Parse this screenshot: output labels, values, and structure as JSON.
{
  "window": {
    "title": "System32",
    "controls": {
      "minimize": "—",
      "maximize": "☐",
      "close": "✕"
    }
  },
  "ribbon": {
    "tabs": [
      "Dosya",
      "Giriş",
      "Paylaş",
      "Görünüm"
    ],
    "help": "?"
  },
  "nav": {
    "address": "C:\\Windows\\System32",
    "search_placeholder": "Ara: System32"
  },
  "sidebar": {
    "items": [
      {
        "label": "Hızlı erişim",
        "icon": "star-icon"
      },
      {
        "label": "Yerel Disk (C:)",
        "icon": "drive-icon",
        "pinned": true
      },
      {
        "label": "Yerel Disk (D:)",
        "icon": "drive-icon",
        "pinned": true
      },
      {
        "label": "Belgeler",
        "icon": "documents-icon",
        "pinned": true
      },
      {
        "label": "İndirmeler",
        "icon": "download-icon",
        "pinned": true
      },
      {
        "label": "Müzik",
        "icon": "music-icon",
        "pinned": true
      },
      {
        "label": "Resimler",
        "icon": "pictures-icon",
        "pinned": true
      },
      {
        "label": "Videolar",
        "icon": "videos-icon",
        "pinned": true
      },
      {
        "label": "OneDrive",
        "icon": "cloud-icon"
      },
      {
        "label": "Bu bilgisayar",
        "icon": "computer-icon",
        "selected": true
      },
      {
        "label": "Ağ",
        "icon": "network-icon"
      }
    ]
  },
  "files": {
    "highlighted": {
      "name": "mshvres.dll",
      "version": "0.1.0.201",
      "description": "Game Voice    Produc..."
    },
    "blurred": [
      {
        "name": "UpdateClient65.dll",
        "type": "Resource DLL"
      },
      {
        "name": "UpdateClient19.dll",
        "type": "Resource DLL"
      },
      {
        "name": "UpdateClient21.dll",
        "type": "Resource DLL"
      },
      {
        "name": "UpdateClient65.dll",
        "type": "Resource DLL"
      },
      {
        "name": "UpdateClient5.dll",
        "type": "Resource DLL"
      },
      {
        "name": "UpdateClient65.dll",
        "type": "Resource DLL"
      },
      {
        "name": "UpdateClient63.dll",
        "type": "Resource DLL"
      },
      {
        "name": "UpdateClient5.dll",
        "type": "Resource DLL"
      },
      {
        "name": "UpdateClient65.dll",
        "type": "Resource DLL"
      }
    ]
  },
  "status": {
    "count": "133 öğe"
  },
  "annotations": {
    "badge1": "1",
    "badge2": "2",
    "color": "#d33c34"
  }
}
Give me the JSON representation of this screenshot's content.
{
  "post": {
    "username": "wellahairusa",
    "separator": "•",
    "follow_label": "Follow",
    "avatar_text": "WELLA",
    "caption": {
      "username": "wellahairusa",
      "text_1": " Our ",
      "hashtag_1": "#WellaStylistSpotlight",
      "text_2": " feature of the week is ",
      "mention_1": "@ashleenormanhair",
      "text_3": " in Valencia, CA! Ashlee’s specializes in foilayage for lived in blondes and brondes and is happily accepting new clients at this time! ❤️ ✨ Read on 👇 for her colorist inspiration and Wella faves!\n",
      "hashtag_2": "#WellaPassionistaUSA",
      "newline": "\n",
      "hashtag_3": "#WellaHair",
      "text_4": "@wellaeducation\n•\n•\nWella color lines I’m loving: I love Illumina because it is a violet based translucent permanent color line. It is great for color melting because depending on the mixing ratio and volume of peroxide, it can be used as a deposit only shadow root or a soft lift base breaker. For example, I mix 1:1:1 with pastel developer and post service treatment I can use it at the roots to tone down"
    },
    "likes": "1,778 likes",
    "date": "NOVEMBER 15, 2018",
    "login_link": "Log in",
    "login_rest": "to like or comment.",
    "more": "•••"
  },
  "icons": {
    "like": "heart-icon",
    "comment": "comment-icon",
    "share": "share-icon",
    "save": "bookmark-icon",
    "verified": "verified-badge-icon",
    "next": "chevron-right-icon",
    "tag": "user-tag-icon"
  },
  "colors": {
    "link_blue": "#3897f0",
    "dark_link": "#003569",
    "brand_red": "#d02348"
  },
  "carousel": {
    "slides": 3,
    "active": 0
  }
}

» **PROBLEM REQUIREMENTS**:
Each line of the material must be restated exactly.

» **EXPECTED OUTPUT**:
Parse this screenshot: output labels, values, and structure as JSON.
{
  "window": {
    "title": "System32",
    "controls": {
      "minimize": "—",
      "maximize": "☐",
      "close": "✕"
    }
  },
  "ribbon": {
    "tabs": [
      "Dosya",
      "Giriş",
      "Paylaş",
      "Görünüm"
    ],
    "help": "?"
  },
  "nav": {
    "address": "C:\\Windows\\System32",
    "search_placeholder": "Ara: System32"
  },
  "sidebar": {
    "items": [
      {
        "label": "Hızlı erişim",
        "icon": "star-icon"
      },
      {
        "label": "Yerel Disk (C:)",
        "icon": "drive-icon",
        "pinned": true
      },
      {
        "label": "Yerel Disk (D:)",
        "icon": "drive-icon",
        "pinned": true
      },
      {
        "label": "Belgeler",
        "icon": "documents-icon",
        "pinned": true
      },
      {
        "label": "İndirmeler",
        "icon": "download-icon",
        "pinned": true
      },
      {
        "label": "Müzik",
        "icon": "music-icon",
        "pinned": true
      },
      {
        "label": "Resimler",
        "icon": "pictures-icon",
        "pinned": true
      },
      {
        "label": "Videolar",
        "icon": "videos-icon",
        "pinned": true
      },
      {
        "label": "OneDrive",
        "icon": "cloud-icon"
      },
      {
        "label": "Bu bilgisayar",
        "icon": "computer-icon",
        "selected": true
      },
      {
        "label": "Ağ",
        "icon": "network-icon"
      }
    ]
  },
  "files": {
    "highlighted": {
      "name": "mshvres.dll",
      "version": "0.1.0.201",
      "description": "Game Voice    Produc..."
    },
    "blurred": [
      {
        "name": "UpdateClient65.dll",
        "type": "Resource DLL"
      },
      {
        "name": "UpdateClient19.dll",
        "type": "Resource DLL"
      },
      {
        "name": "UpdateClient21.dll",
        "type": "Resource DLL"
      },
      {
        "name": "UpdateClient65.dll",
        "type": "Resource DLL"
      },
      {
        "name": "UpdateClient5.dll",
        "type": "Resource DLL"
      },
      {
        "name": "UpdateClient65.dll",
        "type": "Resource DLL"
      },
      {
        "name": "UpdateClient63.dll",
        "type": "Resource DLL"
      },
      {
        "name": "UpdateClient5.dll",
        "type": "Resource DLL"
      },
      {
        "name": "UpdateClient65.dll",
        "type": "Resource DLL"
      }
    ]
  },
  "status": {
    "count": "133 öğe"
  },
  "annotations": {
    "badge1": "1",
    "badge2": "2",
    "color": "#d33c34"
  }
}
Give me the JSON representation of this screenshot's content.
{
  "post": {
    "username": "wellahairusa",
    "separator": "•",
    "follow_label": "Follow",
    "avatar_text": "WELLA",
    "caption": {
      "username": "wellahairusa",
      "text_1": " Our ",
      "hashtag_1": "#WellaStylistSpotlight",
      "text_2": " feature of the week is ",
      "mention_1": "@ashleenormanhair",
      "text_3": " in Valencia, CA! Ashlee’s specializes in foilayage for lived in blondes and brondes and is happily accepting new clients at this time! ❤️ ✨ Read on 👇 for her colorist inspiration and Wella faves!\n",
      "hashtag_2": "#WellaPassionistaUSA",
      "newline": "\n",
      "hashtag_3": "#WellaHair",
      "text_4": "@wellaeducation\n•\n•\nWella color lines I’m loving: I love Illumina because it is a violet based translucent permanent color line. It is great for color melting because depending on the mixing ratio and volume of peroxide, it can be used as a deposit only shadow root or a soft lift base breaker. For example, I mix 1:1:1 with pastel developer and post service treatment I can use it at the roots to tone down"
    },
    "likes": "1,778 likes",
    "date": "NOVEMBER 15, 2018",
    "login_link": "Log in",
    "login_rest": "to like or comment.",
    "more": "•••"
  },
  "icons": {
    "like": "heart-icon",
    "comment": "comment-icon",
    "share": "share-icon",
    "save": "bookmark-icon",
    "verified": "verified-badge-icon",
    "next": "chevron-right-icon",
    "tag": "user-tag-icon"
  },
  "colors": {
    "link_blue": "#3897f0",
    "dark_link": "#003569",
    "brand_red": "#d02348"
  },
  "carousel": {
    "slides": 3,
    "active": 0
  }
}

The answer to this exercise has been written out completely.